* [Problem requirements] Take the material below and write it all out again exactly.
- - - - -
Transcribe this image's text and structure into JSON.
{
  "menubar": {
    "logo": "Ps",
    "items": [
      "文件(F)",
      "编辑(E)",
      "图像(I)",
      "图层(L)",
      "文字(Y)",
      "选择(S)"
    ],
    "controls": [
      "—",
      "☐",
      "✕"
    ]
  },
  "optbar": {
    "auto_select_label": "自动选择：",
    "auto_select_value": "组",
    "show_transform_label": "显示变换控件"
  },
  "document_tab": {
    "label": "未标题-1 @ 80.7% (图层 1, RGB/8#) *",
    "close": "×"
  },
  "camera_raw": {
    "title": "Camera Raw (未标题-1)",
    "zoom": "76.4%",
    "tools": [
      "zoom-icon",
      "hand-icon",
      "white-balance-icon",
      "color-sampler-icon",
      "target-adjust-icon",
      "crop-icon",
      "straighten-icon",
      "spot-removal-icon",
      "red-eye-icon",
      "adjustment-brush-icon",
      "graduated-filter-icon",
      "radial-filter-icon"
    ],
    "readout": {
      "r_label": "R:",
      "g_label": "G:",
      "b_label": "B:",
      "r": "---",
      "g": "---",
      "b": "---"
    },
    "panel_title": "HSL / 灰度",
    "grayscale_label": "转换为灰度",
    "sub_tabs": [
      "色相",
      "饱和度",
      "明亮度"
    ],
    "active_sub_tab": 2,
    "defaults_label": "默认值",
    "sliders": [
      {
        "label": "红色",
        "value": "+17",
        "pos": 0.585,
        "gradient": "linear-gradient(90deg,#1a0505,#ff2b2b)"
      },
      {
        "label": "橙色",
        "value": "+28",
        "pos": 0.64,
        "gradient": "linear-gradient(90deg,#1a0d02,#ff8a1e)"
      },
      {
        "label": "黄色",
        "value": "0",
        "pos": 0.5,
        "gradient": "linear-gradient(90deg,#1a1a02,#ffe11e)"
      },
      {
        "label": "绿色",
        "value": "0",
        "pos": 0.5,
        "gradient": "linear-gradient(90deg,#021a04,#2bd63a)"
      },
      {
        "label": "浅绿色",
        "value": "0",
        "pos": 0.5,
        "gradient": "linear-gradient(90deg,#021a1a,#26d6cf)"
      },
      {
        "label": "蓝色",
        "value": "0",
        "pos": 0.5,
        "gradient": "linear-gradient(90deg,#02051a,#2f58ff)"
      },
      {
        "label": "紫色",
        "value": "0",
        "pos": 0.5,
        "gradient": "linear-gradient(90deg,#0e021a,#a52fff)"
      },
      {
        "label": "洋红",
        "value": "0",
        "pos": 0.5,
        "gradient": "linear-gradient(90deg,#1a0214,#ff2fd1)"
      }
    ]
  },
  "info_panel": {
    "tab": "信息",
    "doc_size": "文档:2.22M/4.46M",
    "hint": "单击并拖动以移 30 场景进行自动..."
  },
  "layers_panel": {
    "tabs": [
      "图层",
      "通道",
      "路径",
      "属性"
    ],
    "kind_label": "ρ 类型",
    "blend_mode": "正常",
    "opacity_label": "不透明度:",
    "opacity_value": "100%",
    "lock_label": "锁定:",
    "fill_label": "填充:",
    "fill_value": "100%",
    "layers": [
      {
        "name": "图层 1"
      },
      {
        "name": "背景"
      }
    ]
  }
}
- - - - -
* [Correct output]
Transcribe this image's text and structure into JSON.
{
  "menubar": {
    "logo": "Ps",
    "items": [
      "文件(F)",
      "编辑(E)",
      "图像(I)",
      "图层(L)",
      "文字(Y)",
      "选择(S)"
    ],
    "controls": [
      "—",
      "☐",
      "✕"
    ]
  },
  "optbar": {
    "auto_select_label": "自动选择：",
    "auto_select_value": "组",
    "show_transform_label": "显示变换控件"
  },
  "document_tab": {
    "label": "未标题-1 @ 80.7% (图层 1, RGB/8#) *",
    "close": "×"
  },
  "camera_raw": {
    "title": "Camera Raw (未标题-1)",
    "zoom": "76.4%",
    "tools": [
      "zoom-icon",
      "hand-icon",
      "white-balance-icon",
      "color-sampler-icon",
      "target-adjust-icon",
      "crop-icon",
      "straighten-icon",
      "spot-removal-icon",
      "red-eye-icon",
      "adjustment-brush-icon",
      "graduated-filter-icon",
      "radial-filter-icon"
    ],
    "readout": {
      "r_label": "R:",
      "g_label": "G:",
      "b_label": "B:",
      "r": "---",
      "g": "---",
      "b": "---"
    },
    "panel_title": "HSL / 灰度",
    "grayscale_label": "转换为灰度",
    "sub_tabs": [
      "色相",
      "饱和度",
      "明亮度"
    ],
    "active_sub_tab": 2,
    "defaults_label": "默认值",
    "sliders": [
      {
        "label": "红色",
        "value": "+17",
        "pos": 0.585,
        "gradient": "linear-gradient(90deg,#1a0505,#ff2b2b)"
      },
      {
        "label": "橙色",
        "value": "+28",
        "pos": 0.64,
        "gradient": "linear-gradient(90deg,#1a0d02,#ff8a1e)"
      },
      {
        "label": "黄色",
        "value": "0",
        "pos": 0.5,
        "gradient": "linear-gradient(90deg,#1a1a02,#ffe11e)"
      },
      {
        "label": "绿色",
        "value": "0",
        "pos": 0.5,
        "gradient": "linear-gradient(90deg,#021a04,#2bd63a)"
      },
      {
        "label": "浅绿色",
        "value": "0",
        "pos": 0.5,
        "gradient": "linear-gradient(90deg,#021a1a,#26d6cf)"
      },
      {
        "label": "蓝色",
        "value": "0",
        "pos": 0.5,
        "gradient": "linear-gradient(90deg,#02051a,#2f58ff)"
      },
      {
        "label": "紫色",
        "value": "0",
        "pos": 0.5,
        "gradient": "linear-gradient(90deg,#0e021a,#a52fff)"
      },
      {
        "label": "洋红",
        "value": "0",
        "pos": 0.5,
        "gradient": "linear-gradient(90deg,#1a0214,#ff2fd1)"
      }
    ]
  },
  "info_panel": {
    "tab": "信息",
    "doc_size": "文档:2.22M/4.46M",
    "hint": "单击并拖动以移 30 场景进行自动..."
  },
  "layers_panel": {
    "tabs": [
      "图层",
      "通道",
      "路径",
      "属性"
    ],
    "kind_label": "ρ 类型",
    "blend_mode": "正常",
    "opacity_label": "不透明度:",
    "opacity_value": "100%",
    "lock_label": "锁定:",
    "fill_label": "填充:",
    "fill_value": "100%",
    "layers": [
      {
        "name": "图层 1"
      },
      {
        "name": "背景"
      }
    ]
  }
}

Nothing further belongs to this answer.